Objective ▸
Reproduce the data that follows in its entirety, character for character.

Supplied entries ▸
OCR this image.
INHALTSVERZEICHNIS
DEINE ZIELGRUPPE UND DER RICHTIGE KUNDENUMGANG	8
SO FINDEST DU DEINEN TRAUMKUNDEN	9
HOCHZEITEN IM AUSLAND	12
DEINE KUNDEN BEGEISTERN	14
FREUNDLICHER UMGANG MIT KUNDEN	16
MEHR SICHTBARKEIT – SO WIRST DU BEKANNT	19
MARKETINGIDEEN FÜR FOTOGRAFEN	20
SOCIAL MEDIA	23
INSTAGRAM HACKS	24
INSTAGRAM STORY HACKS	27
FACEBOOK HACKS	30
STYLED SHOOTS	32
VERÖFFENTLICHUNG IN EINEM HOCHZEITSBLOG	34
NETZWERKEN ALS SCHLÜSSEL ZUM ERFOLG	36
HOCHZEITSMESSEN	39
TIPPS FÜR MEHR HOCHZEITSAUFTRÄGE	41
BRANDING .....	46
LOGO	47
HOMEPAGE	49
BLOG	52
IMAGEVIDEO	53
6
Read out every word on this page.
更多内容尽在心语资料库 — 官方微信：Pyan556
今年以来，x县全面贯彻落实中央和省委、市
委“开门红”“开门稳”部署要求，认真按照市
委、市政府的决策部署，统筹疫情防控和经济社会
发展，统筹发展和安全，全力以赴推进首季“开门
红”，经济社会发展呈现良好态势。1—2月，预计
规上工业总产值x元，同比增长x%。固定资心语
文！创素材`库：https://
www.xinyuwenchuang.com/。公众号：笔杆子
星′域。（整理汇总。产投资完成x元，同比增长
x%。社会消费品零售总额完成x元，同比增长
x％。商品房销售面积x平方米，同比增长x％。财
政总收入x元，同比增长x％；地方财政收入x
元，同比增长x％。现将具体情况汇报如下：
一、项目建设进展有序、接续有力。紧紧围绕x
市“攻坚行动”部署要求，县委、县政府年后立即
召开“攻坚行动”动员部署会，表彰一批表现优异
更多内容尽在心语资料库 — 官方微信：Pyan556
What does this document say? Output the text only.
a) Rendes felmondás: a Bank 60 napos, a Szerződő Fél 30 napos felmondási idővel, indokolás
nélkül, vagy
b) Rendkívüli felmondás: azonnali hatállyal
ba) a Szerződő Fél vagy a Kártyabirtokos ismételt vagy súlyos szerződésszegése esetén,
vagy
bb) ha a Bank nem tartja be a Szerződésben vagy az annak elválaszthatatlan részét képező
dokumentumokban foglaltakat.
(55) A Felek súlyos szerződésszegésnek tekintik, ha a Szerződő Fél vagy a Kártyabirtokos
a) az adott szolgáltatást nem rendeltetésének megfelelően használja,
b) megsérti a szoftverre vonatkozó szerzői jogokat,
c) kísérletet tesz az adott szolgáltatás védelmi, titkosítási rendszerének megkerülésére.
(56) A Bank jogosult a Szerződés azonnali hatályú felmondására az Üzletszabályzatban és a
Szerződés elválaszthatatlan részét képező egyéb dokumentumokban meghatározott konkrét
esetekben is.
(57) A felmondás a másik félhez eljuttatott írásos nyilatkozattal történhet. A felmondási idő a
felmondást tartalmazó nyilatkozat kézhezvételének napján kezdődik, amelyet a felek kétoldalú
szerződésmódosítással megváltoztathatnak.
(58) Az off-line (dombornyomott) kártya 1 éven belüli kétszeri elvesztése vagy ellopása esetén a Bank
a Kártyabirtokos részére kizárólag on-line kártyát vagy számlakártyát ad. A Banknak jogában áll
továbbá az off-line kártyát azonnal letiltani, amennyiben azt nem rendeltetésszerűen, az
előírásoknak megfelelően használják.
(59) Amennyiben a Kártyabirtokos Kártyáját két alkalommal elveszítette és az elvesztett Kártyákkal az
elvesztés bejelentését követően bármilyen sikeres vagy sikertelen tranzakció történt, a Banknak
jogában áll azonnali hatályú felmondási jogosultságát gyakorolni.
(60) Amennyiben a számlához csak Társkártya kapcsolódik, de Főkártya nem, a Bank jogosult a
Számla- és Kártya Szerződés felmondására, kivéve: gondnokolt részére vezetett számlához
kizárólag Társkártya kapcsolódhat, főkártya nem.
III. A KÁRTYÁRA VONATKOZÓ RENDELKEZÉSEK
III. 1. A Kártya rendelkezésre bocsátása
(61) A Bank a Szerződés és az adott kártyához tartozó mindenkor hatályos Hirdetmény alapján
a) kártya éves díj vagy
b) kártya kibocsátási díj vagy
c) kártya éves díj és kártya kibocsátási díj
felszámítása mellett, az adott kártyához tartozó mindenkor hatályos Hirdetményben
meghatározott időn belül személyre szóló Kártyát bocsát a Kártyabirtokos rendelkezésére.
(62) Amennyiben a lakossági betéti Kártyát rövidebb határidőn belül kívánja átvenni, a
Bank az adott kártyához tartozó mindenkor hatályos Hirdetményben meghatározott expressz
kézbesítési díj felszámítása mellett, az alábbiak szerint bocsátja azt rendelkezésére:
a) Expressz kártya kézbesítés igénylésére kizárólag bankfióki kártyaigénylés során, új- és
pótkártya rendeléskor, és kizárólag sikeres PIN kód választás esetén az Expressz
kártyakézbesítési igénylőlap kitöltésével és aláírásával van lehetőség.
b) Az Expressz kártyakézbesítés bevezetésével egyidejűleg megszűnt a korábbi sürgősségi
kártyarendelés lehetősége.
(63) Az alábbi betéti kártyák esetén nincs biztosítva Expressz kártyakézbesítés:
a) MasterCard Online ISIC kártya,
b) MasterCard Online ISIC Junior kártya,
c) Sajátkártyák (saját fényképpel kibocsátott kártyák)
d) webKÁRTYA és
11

Solution below ▸
OCR this image.
INHALTSVERZEICHNIS
DEINE ZIELGRUPPE UND DER RICHTIGE KUNDENUMGANG	8
SO FINDEST DU DEINEN TRAUMKUNDEN	9
HOCHZEITEN IM AUSLAND	12
DEINE KUNDEN BEGEISTERN	14
FREUNDLICHER UMGANG MIT KUNDEN	16
MEHR SICHTBARKEIT – SO WIRST DU BEKANNT	19
MARKETINGIDEEN FÜR FOTOGRAFEN	20
SOCIAL MEDIA	23
INSTAGRAM HACKS	24
INSTAGRAM STORY HACKS	27
FACEBOOK HACKS	30
STYLED SHOOTS	32
VERÖFFENTLICHUNG IN EINEM HOCHZEITSBLOG	34
NETZWERKEN ALS SCHLÜSSEL ZUM ERFOLG	36
HOCHZEITSMESSEN	39
TIPPS FÜR MEHR HOCHZEITSAUFTRÄGE	41
BRANDING .....	46
LOGO	47
HOMEPAGE	49
BLOG	52
IMAGEVIDEO	53
6
Read out every word on this page.
更多内容尽在心语资料库 — 官方微信：Pyan556
今年以来，x县全面贯彻落实中央和省委、市
委“开门红”“开门稳”部署要求，认真按照市
委、市政府的决策部署，统筹疫情防控和经济社会
发展，统筹发展和安全，全力以赴推进首季“开门
红”，经济社会发展呈现良好态势。1—2月，预计
规上工业总产值x元，同比增长x%。固定资心语
文！创素材`库：https://
www.xinyuwenchuang.com/。公众号：笔杆子
星′域。（整理汇总。产投资完成x元，同比增长
x%。社会消费品零售总额完成x元，同比增长
x％。商品房销售面积x平方米，同比增长x％。财
政总收入x元，同比增长x％；地方财政收入x
元，同比增长x％。现将具体情况汇报如下：
一、项目建设进展有序、接续有力。紧紧围绕x
市“攻坚行动”部署要求，县委、县政府年后立即
召开“攻坚行动”动员部署会，表彰一批表现优异
更多内容尽在心语资料库 — 官方微信：Pyan556
What does this document say? Output the text only.
a) Rendes felmondás: a Bank 60 napos, a Szerződő Fél 30 napos felmondási idővel, indokolás
nélkül, vagy
b) Rendkívüli felmondás: azonnali hatállyal
ba) a Szerződő Fél vagy a Kártyabirtokos ismételt vagy súlyos szerződésszegése esetén,
vagy
bb) ha a Bank nem tartja be a Szerződésben vagy az annak elválaszthatatlan részét képező
dokumentumokban foglaltakat.
(55) A Felek súlyos szerződésszegésnek tekintik, ha a Szerződő Fél vagy a Kártyabirtokos
a) az adott szolgáltatást nem rendeltetésének megfelelően használja,
b) megsérti a szoftverre vonatkozó szerzői jogokat,
c) kísérletet tesz az adott szolgáltatás védelmi, titkosítási rendszerének megkerülésére.
(56) A Bank jogosult a Szerződés azonnali hatályú felmondására az Üzletszabályzatban és a
Szerződés elválaszthatatlan részét képező egyéb dokumentumokban meghatározott konkrét
esetekben is.
(57) A felmondás a másik félhez eljuttatott írásos nyilatkozattal történhet. A felmondási idő a
felmondást tartalmazó nyilatkozat kézhezvételének napján kezdődik, amelyet a felek kétoldalú
szerződésmódosítással megváltoztathatnak.
(58) Az off-line (dombornyomott) kártya 1 éven belüli kétszeri elvesztése vagy ellopása esetén a Bank
a Kártyabirtokos részére kizárólag on-line kártyát vagy számlakártyát ad. A Banknak jogában áll
továbbá az off-line kártyát azonnal letiltani, amennyiben azt nem rendeltetésszerűen, az
előírásoknak megfelelően használják.
(59) Amennyiben a Kártyabirtokos Kártyáját két alkalommal elveszítette és az elvesztett Kártyákkal az
elvesztés bejelentését követően bármilyen sikeres vagy sikertelen tranzakció történt, a Banknak
jogában áll azonnali hatályú felmondási jogosultságát gyakorolni.
(60) Amennyiben a számlához csak Társkártya kapcsolódik, de Főkártya nem, a Bank jogosult a
Számla- és Kártya Szerződés felmondására, kivéve: gondnokolt részére vezetett számlához
kizárólag Társkártya kapcsolódhat, főkártya nem.
III. A KÁRTYÁRA VONATKOZÓ RENDELKEZÉSEK
III. 1. A Kártya rendelkezésre bocsátása
(61) A Bank a Szerződés és az adott kártyához tartozó mindenkor hatályos Hirdetmény alapján
a) kártya éves díj vagy
b) kártya kibocsátási díj vagy
c) kártya éves díj és kártya kibocsátási díj
felszámítása mellett, az adott kártyához tartozó mindenkor hatályos Hirdetményben
meghatározott időn belül személyre szóló Kártyát bocsát a Kártyabirtokos rendelkezésére.
(62) Amennyiben a lakossági betéti Kártyát rövidebb határidőn belül kívánja átvenni, a
Bank az adott kártyához tartozó mindenkor hatályos Hirdetményben meghatározott expressz
kézbesítési díj felszámítása mellett, az alábbiak szerint bocsátja azt rendelkezésére:
a) Expressz kártya kézbesítés igénylésére kizárólag bankfióki kártyaigénylés során, új- és
pótkártya rendeléskor, és kizárólag sikeres PIN kód választás esetén az Expressz
kártyakézbesítési igénylőlap kitöltésével és aláírásával van lehetőség.
b) Az Expressz kártyakézbesítés bevezetésével egyidejűleg megszűnt a korábbi sürgősségi
kártyarendelés lehetősége.
(63) Az alábbi betéti kártyák esetén nincs biztosítva Expressz kártyakézbesítés:
a) MasterCard Online ISIC kártya,
b) MasterCard Online ISIC Junior kártya,
c) Sajátkártyák (saját fényképpel kibocsátott kártyák)
d) webKÁRTYA és
11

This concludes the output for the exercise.